(Layout region listing)
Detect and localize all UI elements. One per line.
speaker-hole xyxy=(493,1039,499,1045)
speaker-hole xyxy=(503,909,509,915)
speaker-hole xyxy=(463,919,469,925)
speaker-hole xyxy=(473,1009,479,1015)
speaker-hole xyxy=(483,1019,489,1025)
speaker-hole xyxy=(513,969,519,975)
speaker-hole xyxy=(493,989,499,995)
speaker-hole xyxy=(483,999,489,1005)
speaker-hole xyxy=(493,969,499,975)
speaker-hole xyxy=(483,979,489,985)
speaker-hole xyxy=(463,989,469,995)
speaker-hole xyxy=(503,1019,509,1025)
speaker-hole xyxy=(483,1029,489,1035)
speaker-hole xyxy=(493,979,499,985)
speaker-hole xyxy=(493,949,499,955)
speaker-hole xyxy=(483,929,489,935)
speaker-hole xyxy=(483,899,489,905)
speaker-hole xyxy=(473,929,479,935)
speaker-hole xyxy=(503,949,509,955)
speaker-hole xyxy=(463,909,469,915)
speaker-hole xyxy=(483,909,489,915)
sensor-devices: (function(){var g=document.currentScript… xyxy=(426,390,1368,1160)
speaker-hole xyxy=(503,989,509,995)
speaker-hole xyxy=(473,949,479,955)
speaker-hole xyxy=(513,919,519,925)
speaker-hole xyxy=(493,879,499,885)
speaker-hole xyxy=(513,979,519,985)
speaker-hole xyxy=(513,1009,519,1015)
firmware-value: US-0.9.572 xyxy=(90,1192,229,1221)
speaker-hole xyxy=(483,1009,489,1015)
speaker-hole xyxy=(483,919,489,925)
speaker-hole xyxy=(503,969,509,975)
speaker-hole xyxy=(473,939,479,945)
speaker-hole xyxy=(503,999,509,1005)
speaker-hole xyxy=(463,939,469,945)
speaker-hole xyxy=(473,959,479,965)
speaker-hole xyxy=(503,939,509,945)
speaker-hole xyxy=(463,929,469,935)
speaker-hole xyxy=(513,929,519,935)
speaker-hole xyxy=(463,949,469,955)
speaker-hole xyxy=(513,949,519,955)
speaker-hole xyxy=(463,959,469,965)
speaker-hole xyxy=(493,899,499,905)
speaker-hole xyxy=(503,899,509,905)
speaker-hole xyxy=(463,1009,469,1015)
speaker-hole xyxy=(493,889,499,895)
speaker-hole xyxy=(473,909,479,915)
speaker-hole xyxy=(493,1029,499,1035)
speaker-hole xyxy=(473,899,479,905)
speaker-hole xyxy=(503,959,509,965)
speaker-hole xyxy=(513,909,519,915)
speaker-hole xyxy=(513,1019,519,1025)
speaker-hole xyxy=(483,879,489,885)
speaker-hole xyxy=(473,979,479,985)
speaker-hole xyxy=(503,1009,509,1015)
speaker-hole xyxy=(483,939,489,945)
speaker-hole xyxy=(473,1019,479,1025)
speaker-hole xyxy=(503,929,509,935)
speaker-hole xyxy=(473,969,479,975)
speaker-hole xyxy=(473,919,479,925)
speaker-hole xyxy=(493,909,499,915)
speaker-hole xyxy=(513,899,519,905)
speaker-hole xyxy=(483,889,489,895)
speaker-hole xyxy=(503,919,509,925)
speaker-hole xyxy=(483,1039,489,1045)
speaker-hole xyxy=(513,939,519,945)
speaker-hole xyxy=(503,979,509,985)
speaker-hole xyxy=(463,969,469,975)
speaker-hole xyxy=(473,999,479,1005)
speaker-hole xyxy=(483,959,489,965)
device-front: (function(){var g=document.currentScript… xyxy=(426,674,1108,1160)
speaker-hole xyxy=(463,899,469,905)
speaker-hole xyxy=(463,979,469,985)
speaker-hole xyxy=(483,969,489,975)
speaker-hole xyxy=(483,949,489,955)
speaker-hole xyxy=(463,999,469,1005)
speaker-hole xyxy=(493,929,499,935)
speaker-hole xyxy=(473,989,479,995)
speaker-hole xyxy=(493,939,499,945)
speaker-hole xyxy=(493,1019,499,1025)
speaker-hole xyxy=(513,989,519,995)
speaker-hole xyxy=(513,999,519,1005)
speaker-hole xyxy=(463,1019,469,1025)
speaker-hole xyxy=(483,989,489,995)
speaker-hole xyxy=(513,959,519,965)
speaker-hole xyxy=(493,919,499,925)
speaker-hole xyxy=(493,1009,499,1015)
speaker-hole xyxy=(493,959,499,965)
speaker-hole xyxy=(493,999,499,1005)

* _WHAT YOU HAVE TO DO_
Rewrite the listing from its first line through the line containing "speaker-hole xyxy=(513,919,519,925)", replacing "sensor-devices" with "sensor-array" and leaving everything else unchanged.

* _RESULT OF THE TASK_
Detect and localize all UI elements. One per line.
speaker-hole xyxy=(493,1039,499,1045)
speaker-hole xyxy=(503,909,509,915)
speaker-hole xyxy=(463,919,469,925)
speaker-hole xyxy=(473,1009,479,1015)
speaker-hole xyxy=(483,1019,489,1025)
speaker-hole xyxy=(513,969,519,975)
speaker-hole xyxy=(493,989,499,995)
speaker-hole xyxy=(483,999,489,1005)
speaker-hole xyxy=(493,969,499,975)
speaker-hole xyxy=(483,979,489,985)
speaker-hole xyxy=(463,989,469,995)
speaker-hole xyxy=(503,1019,509,1025)
speaker-hole xyxy=(483,1029,489,1035)
speaker-hole xyxy=(493,979,499,985)
speaker-hole xyxy=(493,949,499,955)
speaker-hole xyxy=(483,929,489,935)
speaker-hole xyxy=(483,899,489,905)
speaker-hole xyxy=(473,929,479,935)
speaker-hole xyxy=(503,949,509,955)
speaker-hole xyxy=(463,909,469,915)
speaker-hole xyxy=(483,909,489,915)
sensor-array: (function(){var g=document.currentScript… xyxy=(426,390,1368,1160)
speaker-hole xyxy=(503,989,509,995)
speaker-hole xyxy=(473,949,479,955)
speaker-hole xyxy=(513,919,519,925)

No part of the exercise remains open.